Data in this exercise >>
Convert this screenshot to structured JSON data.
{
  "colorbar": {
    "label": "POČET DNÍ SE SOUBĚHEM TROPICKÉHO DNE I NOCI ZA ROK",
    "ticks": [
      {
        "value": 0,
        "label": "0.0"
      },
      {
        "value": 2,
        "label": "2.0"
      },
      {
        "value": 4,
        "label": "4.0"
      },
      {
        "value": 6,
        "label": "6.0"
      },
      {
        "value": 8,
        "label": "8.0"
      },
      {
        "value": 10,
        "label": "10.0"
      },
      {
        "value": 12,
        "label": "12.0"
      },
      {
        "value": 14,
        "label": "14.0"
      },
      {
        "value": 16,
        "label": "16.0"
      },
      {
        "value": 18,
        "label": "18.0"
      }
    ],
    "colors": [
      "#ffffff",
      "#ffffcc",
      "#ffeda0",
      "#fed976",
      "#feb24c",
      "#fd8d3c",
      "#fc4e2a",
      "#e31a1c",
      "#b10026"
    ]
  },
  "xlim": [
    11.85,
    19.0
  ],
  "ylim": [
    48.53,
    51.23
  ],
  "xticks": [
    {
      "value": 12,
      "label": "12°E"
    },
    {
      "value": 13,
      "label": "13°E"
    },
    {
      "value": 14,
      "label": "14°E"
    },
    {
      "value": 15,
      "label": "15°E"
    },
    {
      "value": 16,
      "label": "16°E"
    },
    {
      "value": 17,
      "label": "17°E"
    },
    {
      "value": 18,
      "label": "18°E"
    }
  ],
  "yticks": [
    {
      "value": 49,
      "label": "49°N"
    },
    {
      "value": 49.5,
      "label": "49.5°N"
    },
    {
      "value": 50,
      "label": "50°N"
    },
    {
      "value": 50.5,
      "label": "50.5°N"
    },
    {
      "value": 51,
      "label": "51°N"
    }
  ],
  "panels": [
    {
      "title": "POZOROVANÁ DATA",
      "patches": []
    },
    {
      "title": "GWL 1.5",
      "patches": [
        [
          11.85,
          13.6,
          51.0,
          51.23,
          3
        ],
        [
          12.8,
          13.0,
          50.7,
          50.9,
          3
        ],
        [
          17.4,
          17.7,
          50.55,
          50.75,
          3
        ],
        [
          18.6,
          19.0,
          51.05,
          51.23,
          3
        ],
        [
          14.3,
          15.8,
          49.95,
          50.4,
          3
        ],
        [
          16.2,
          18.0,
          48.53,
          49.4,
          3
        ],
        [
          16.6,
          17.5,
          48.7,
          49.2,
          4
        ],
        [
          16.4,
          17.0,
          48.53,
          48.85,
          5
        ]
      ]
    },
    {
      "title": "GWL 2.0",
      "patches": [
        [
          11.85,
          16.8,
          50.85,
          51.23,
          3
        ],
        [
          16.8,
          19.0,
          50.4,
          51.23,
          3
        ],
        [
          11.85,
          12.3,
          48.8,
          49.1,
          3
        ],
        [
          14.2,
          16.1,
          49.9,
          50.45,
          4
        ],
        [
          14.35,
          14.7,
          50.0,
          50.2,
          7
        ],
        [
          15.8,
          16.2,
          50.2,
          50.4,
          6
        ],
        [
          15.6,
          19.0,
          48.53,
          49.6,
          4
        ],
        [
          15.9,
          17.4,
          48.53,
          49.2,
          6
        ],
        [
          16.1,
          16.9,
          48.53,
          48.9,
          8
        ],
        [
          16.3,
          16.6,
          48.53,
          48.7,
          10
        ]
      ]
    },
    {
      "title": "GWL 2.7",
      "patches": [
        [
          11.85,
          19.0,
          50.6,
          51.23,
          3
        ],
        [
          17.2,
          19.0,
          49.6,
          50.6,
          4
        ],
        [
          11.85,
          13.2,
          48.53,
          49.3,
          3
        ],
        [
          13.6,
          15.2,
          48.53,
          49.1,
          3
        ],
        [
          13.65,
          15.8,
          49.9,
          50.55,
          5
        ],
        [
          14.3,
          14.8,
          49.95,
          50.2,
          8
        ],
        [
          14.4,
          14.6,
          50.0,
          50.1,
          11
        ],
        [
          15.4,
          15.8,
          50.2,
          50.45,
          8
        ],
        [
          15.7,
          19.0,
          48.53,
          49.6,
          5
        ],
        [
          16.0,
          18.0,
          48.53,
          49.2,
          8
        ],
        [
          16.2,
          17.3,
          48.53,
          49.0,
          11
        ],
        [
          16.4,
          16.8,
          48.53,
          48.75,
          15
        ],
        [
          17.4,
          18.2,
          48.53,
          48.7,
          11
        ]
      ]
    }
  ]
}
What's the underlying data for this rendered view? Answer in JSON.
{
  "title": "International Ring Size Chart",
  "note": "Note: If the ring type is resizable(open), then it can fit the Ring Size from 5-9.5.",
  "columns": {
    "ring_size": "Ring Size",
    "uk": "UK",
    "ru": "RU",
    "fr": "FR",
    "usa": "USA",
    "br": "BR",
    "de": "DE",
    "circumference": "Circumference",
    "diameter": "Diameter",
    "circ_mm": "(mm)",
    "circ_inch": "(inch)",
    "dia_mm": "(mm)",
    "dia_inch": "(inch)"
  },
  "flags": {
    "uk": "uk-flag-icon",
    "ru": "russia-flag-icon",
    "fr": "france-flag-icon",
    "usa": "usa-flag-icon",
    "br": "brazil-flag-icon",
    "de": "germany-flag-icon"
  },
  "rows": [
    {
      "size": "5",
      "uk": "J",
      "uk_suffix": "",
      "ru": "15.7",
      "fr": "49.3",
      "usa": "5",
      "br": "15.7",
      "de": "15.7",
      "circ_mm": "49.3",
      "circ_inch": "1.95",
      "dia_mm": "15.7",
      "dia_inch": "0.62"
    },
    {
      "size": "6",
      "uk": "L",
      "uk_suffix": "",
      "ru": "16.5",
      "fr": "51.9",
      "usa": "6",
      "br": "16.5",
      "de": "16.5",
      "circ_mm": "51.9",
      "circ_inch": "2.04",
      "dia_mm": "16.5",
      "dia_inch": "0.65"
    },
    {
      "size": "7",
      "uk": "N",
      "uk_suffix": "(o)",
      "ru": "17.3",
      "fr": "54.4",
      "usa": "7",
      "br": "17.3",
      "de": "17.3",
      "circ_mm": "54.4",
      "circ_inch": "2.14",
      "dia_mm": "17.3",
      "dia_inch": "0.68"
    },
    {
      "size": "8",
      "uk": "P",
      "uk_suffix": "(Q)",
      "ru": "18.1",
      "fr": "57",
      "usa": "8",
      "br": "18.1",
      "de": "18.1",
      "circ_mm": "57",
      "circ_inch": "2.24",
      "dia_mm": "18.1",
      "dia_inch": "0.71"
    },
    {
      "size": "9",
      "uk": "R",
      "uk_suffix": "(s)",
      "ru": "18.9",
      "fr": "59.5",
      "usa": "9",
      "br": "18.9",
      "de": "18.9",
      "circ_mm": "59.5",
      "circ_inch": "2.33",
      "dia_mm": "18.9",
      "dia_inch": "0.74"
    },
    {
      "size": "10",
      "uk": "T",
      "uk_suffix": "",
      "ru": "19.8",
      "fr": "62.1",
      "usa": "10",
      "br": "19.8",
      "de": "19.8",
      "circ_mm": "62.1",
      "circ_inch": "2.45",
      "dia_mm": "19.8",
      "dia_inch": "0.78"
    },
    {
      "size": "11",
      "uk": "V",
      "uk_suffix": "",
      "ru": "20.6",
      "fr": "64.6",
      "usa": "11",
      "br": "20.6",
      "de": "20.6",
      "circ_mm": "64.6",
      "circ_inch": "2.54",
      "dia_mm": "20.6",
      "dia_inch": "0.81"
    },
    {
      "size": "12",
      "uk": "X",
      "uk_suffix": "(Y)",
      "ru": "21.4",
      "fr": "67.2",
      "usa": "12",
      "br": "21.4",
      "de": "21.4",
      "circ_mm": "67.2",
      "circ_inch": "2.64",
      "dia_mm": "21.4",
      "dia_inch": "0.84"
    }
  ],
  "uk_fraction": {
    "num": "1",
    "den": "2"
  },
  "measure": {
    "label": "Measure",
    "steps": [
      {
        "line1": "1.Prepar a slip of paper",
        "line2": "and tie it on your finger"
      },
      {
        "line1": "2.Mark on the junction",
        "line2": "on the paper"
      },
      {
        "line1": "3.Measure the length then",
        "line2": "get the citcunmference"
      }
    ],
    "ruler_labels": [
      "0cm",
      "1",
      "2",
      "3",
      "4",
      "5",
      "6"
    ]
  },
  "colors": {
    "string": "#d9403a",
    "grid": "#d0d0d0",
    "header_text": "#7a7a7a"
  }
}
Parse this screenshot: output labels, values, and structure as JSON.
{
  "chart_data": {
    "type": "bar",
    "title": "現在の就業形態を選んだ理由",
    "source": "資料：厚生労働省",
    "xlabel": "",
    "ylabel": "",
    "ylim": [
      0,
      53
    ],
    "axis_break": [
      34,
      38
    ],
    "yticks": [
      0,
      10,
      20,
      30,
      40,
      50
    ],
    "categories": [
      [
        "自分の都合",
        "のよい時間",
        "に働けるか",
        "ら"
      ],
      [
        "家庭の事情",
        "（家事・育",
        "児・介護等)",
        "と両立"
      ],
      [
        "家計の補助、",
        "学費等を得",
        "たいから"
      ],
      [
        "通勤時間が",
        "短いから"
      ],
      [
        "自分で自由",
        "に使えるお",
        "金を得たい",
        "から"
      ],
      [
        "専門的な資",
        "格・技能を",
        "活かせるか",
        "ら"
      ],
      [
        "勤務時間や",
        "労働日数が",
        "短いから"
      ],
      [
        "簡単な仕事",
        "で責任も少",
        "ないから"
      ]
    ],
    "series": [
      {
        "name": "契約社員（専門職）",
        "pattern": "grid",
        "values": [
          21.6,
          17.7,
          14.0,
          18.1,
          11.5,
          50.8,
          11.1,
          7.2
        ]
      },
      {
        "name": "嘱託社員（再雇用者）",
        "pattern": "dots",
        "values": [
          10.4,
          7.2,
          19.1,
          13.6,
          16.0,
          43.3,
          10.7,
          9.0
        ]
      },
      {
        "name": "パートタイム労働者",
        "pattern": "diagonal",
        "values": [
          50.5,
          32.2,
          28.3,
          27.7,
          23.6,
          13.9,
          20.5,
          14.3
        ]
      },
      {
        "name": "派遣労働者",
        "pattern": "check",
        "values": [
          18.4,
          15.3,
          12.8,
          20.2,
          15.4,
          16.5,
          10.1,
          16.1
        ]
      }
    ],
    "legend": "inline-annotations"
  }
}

Aim of the task >> Search the records for the word "title". Copy every line that has it.

Response >>
      "title": "POZOROVANÁ DATA",
      "title": "GWL 1.5",
      "title": "GWL 2.0",
      "title": "GWL 2.7",
  "title": "International Ring Size Chart",
    "title": "現在の就業形態を選んだ理由",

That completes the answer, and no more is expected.